* RECORD EXTRACTS
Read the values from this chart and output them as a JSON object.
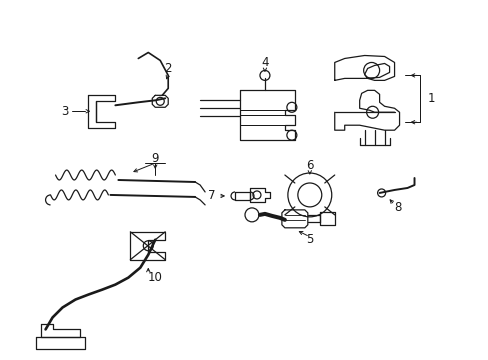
{
  "background_color": "#ffffff",
  "line_color": "#1a1a1a",
  "line_width": 0.9,
  "fig_width": 4.89,
  "fig_height": 3.6,
  "dpi": 100,
  "components": {
    "label_fontsize": 8.5,
    "arrow_lw": 0.7
  }
}
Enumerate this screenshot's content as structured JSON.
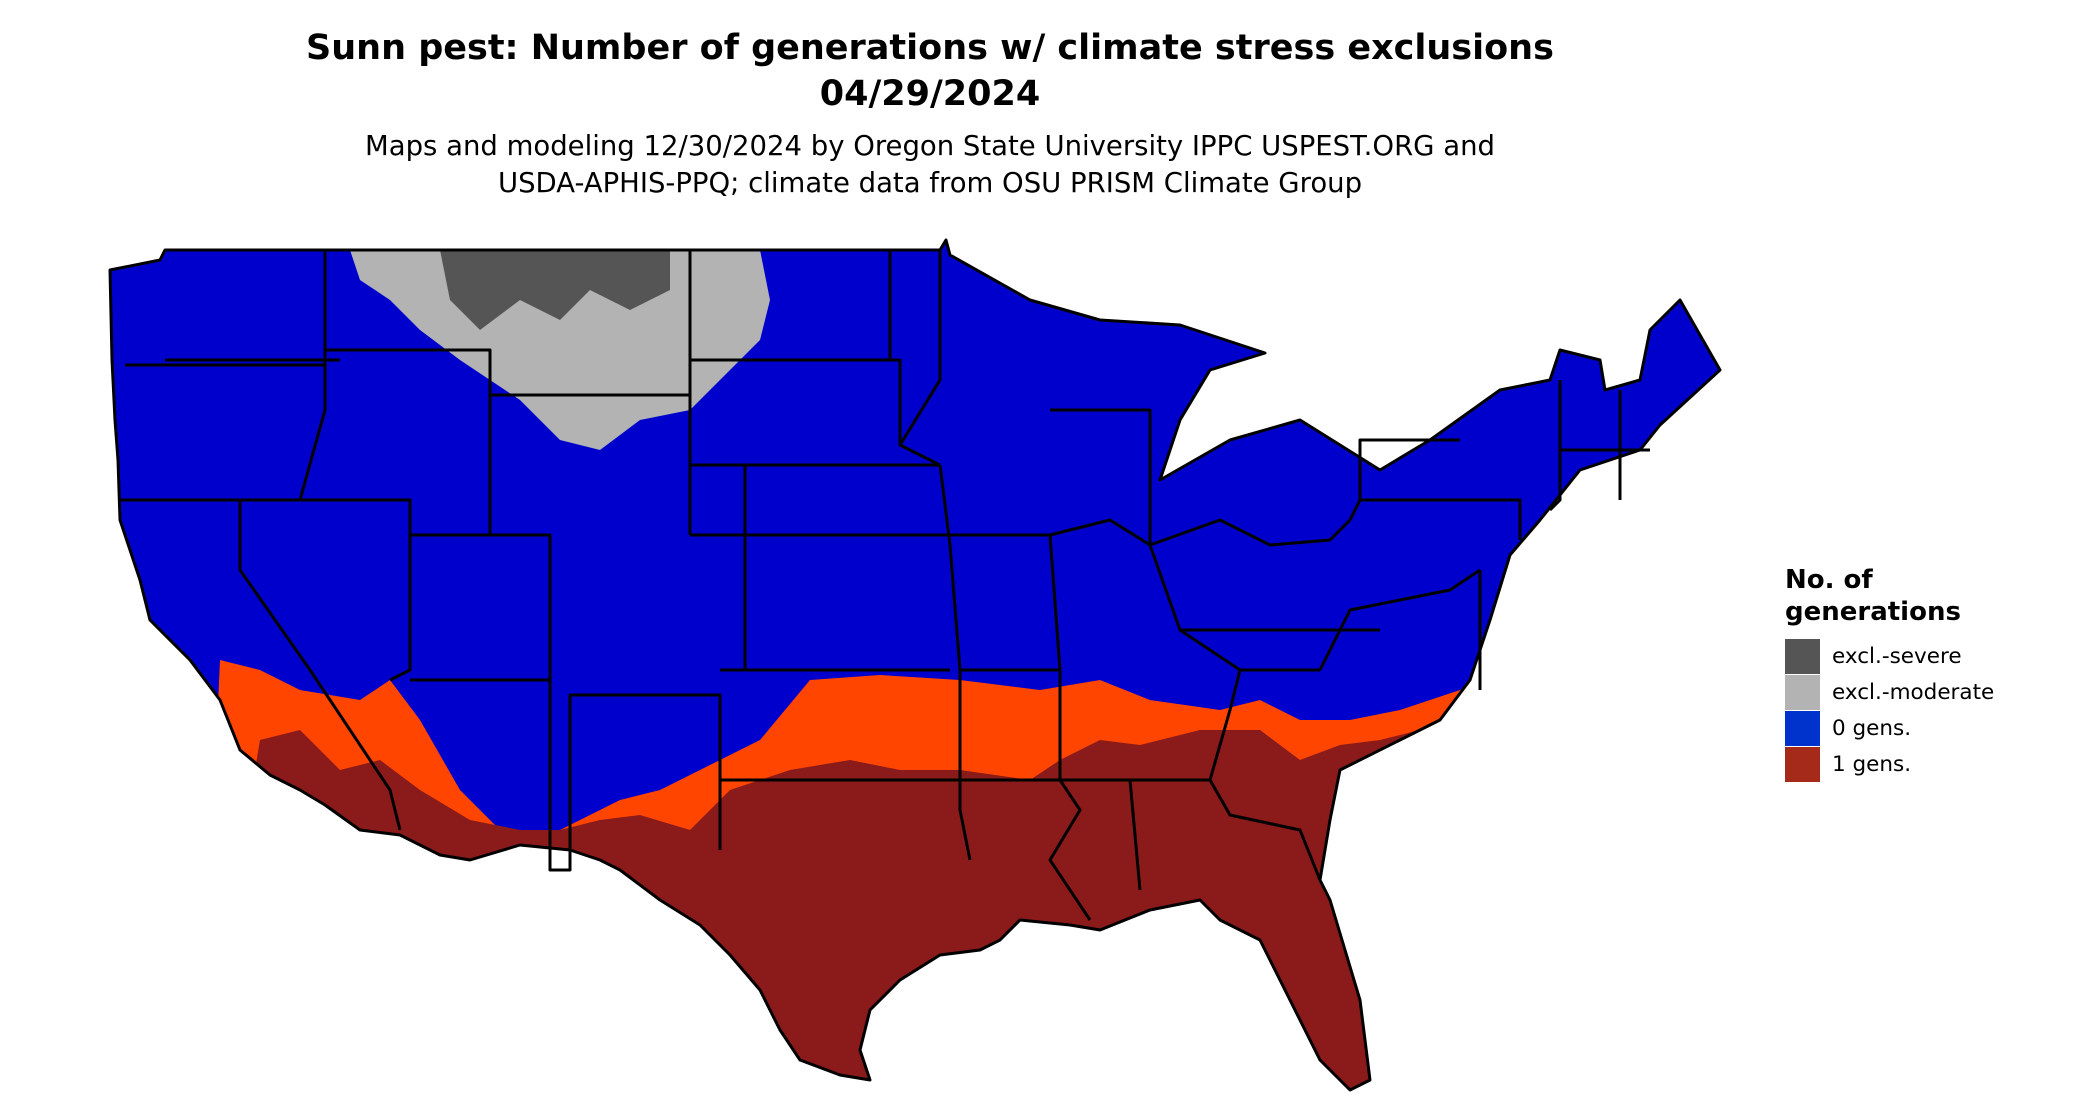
{
  "title": {
    "line1": "Sunn pest: Number of generations w/ climate stress exclusions",
    "line2": "04/29/2024"
  },
  "subtitle": {
    "line1": "Maps and modeling 12/30/2024 by Oregon State University IPPC USPEST.ORG and",
    "line2": "USDA-APHIS-PPQ; climate data from OSU PRISM Climate Group"
  },
  "legend": {
    "title_line1": "No. of",
    "title_line2": "generations",
    "items": [
      {
        "label": "excl.-severe",
        "color": "#555555"
      },
      {
        "label": "excl.-moderate",
        "color": "#b3b3b3"
      },
      {
        "label": "0 gens.",
        "color": "#0033cc"
      },
      {
        "label": "1 gens.",
        "color": "#a52a1a"
      }
    ]
  },
  "map": {
    "region": "Contiguous United States",
    "colors": {
      "zero_gens": "#0000cc",
      "one_gen": "#8b1a1a",
      "transition": "#ff4500",
      "excl_moderate": "#b3b3b3",
      "excl_severe": "#555555",
      "state_border": "#000000"
    }
  }
}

* THE EXERCISE
Output the material word for word, omitting its pictures.

* RIGHT ANSWER
Read the values from this chart and output them as a JSON object.
{
  "background_color": "#ffffff",
  "line_color": "#1a1a1a",
  "line_width": 0.9,
  "fig_width": 4.89,
  "fig_height": 3.6,
  "dpi": 100,
  "components": {
    "label_fontsize": 8.5,
    "arrow_lw": 0.7
  }
}
Enumerate this screenshot's content as structured JSON.
{
  "title": {
    "line1": "Sunn pest: Number of generations w/ climate stress exclusions",
    "line2": "04/29/2024"
  },
  "subtitle": {
    "line1": "Maps and modeling 12/30/2024 by Oregon State University IPPC USPEST.ORG and",
    "line2": "USDA-APHIS-PPQ; climate data from OSU PRISM Climate Group"
  },
  "legend": {
    "title_line1": "No. of",
    "title_line2": "generations",
    "items": [
      {
        "label": "excl.-severe",
        "color": "#555555"
      },
      {
        "label": "excl.-moderate",
        "color": "#b3b3b3"
      },
      {
        "label": "0 gens.",
        "color": "#0033cc"
      },
      {
        "label": "1 gens.",
        "color": "#a52a1a"
      }
    ]
  },
  "map": {
    "region": "Contiguous United States",
    "colors": {
      "zero_gens": "#0000cc",
      "one_gen": "#8b1a1a",
      "transition": "#ff4500",
      "excl_moderate": "#b3b3b3",
      "excl_severe": "#555555",
      "state_border": "#000000"
    }
  }
}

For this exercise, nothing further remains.